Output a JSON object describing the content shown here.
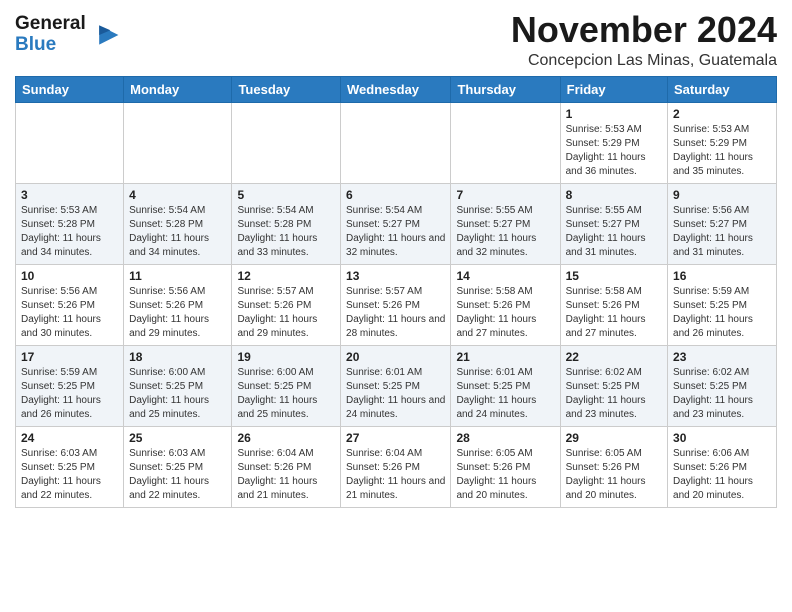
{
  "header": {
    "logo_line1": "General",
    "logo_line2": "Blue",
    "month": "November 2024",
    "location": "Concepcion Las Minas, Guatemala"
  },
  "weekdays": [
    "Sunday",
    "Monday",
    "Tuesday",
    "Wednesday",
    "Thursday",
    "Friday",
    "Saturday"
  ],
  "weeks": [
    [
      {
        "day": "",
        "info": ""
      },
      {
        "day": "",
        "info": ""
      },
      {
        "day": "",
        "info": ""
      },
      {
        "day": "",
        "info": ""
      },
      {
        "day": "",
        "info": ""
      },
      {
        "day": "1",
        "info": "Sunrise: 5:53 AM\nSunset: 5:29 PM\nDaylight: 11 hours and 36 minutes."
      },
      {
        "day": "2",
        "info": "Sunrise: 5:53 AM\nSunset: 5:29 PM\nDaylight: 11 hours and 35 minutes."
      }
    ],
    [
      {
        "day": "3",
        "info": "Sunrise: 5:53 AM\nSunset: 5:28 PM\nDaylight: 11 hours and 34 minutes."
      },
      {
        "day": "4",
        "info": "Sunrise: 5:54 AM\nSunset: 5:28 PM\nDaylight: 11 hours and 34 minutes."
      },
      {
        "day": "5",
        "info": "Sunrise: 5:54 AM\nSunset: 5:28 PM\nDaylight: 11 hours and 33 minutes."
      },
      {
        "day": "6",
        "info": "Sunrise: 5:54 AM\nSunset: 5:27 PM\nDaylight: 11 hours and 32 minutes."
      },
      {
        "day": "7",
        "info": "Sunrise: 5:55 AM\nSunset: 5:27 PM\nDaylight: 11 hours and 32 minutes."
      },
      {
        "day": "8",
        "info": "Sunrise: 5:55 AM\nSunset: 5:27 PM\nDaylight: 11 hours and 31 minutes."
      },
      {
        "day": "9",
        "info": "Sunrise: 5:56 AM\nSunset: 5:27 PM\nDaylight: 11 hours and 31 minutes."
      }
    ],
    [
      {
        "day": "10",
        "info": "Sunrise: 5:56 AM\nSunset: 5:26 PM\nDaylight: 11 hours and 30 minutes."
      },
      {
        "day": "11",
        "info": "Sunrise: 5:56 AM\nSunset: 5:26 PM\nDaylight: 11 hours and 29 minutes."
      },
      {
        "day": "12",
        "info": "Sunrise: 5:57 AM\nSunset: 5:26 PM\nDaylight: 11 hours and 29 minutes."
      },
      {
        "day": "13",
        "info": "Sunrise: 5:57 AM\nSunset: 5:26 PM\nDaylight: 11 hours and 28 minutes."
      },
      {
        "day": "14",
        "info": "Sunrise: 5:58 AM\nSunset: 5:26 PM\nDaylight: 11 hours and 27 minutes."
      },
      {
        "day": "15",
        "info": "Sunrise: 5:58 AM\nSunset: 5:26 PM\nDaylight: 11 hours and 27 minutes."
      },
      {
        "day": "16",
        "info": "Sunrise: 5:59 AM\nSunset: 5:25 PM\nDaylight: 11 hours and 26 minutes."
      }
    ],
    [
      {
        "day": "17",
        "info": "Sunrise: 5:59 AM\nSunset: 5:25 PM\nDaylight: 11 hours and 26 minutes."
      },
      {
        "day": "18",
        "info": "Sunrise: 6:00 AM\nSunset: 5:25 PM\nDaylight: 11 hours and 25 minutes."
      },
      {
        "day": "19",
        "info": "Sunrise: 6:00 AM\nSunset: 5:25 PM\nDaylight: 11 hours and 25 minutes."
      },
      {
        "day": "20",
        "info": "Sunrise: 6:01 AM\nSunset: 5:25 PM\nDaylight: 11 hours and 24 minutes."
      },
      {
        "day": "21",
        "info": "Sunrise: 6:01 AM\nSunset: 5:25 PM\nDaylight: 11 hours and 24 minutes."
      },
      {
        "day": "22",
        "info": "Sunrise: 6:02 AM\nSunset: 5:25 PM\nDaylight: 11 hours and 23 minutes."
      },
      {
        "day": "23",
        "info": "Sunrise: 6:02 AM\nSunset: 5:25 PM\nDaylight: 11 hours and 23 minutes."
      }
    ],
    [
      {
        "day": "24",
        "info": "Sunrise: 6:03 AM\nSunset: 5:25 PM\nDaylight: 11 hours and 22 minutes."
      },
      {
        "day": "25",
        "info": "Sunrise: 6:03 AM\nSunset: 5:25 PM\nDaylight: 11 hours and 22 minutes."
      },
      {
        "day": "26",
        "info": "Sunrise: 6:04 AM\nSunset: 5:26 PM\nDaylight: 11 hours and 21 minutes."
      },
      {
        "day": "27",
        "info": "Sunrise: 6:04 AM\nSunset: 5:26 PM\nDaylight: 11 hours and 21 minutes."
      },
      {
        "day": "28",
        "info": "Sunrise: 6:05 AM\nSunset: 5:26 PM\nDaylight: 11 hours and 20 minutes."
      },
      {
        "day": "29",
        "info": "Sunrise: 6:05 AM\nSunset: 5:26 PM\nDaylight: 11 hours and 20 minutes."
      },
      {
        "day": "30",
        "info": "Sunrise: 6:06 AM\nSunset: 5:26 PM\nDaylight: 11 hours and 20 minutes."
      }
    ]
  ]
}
==
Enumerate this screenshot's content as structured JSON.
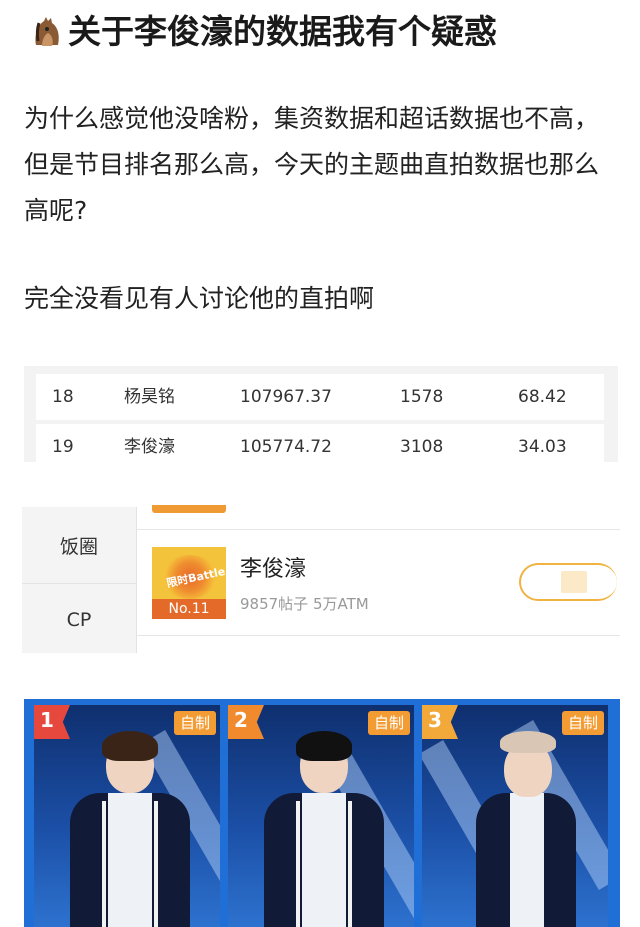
==
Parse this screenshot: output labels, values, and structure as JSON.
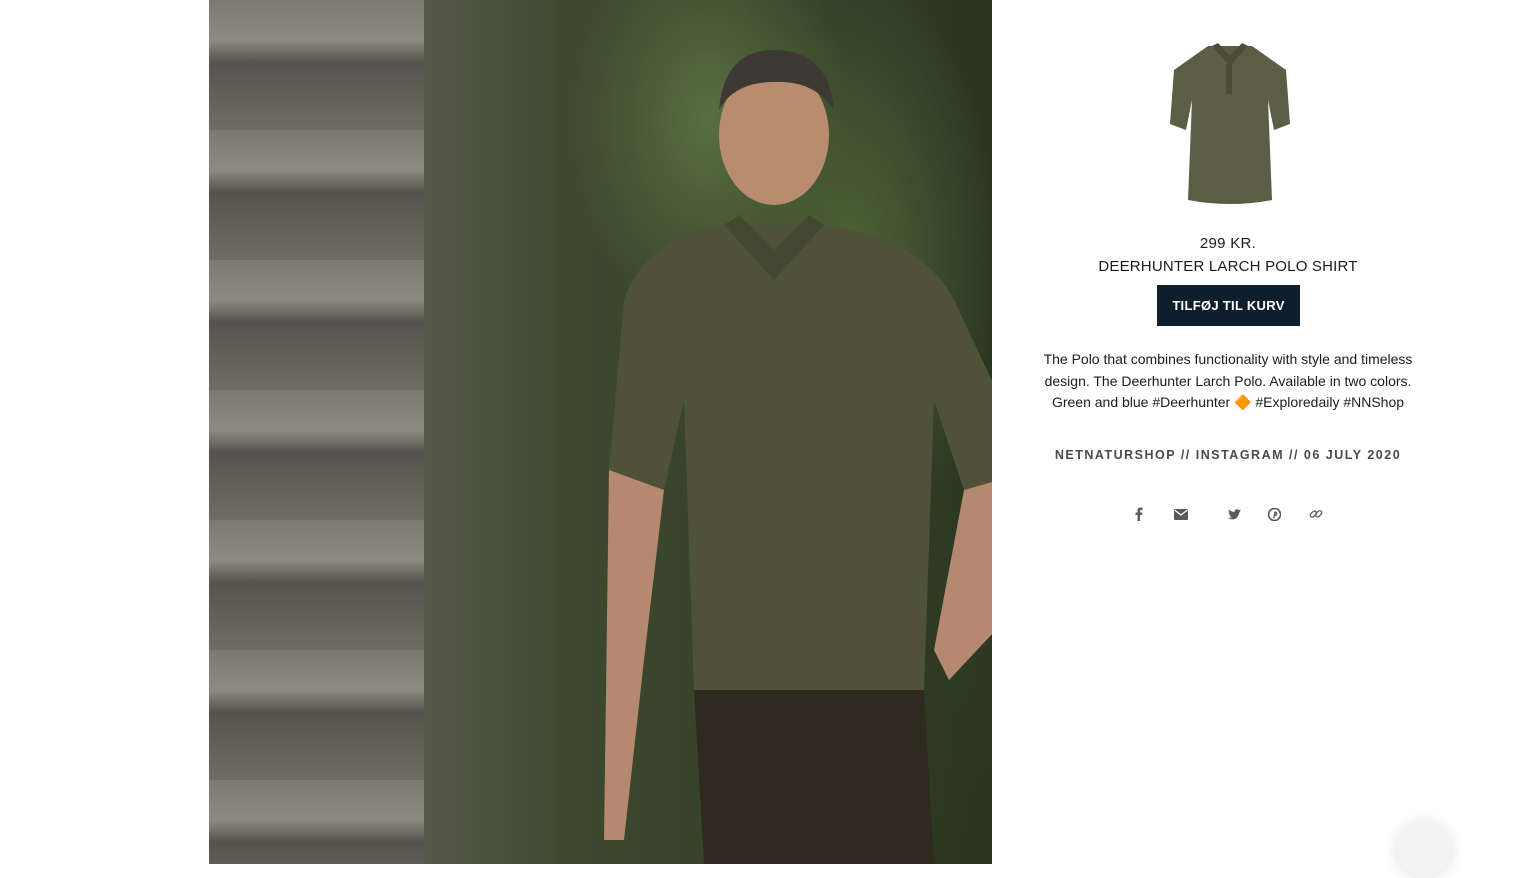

* _Task brief_:
Reproduce each line from the records that contains the word "screenshot".

* _Solution to the exercise_:
Enumerate this screenshot's content as structured JSON.
Parse this screenshot: output labels, values, and structure as JSON.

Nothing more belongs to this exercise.